#### [Problem statement]
Would you return all of this data exactly, leaving nothing out?

[Extracts from a graphics dataset]
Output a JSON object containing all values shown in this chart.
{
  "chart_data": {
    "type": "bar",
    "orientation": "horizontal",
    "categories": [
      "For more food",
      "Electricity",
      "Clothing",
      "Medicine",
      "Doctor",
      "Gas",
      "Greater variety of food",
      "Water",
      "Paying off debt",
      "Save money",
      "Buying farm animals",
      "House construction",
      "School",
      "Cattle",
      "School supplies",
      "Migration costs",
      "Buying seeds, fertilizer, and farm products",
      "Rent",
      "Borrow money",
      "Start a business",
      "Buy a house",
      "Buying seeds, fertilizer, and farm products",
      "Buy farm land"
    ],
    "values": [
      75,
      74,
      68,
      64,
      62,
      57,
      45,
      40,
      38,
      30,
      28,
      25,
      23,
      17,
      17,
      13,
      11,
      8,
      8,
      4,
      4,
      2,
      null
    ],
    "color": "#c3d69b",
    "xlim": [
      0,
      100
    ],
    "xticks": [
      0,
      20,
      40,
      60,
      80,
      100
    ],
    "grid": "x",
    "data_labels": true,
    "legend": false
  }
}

#### [Task solution]
Output a JSON object containing all values shown in this chart.
{
  "chart_data": {
    "type": "bar",
    "orientation": "horizontal",
    "categories": [
      "For more food",
      "Electricity",
      "Clothing",
      "Medicine",
      "Doctor",
      "Gas",
      "Greater variety of food",
      "Water",
      "Paying off debt",
      "Save money",
      "Buying farm animals",
      "House construction",
      "School",
      "Cattle",
      "School supplies",
      "Migration costs",
      "Buying seeds, fertilizer, and farm products",
      "Rent",
      "Borrow money",
      "Start a business",
      "Buy a house",
      "Buying seeds, fertilizer, and farm products",
      "Buy farm land"
    ],
    "values": [
      75,
      74,
      68,
      64,
      62,
      57,
      45,
      40,
      38,
      30,
      28,
      25,
      23,
      17,
      17,
      13,
      11,
      8,
      8,
      4,
      4,
      2,
      null
    ],
    "color": "#c3d69b",
    "xlim": [
      0,
      100
    ],
    "xticks": [
      0,
      20,
      40,
      60,
      80,
      100
    ],
    "grid": "x",
    "data_labels": true,
    "legend": false
  }
}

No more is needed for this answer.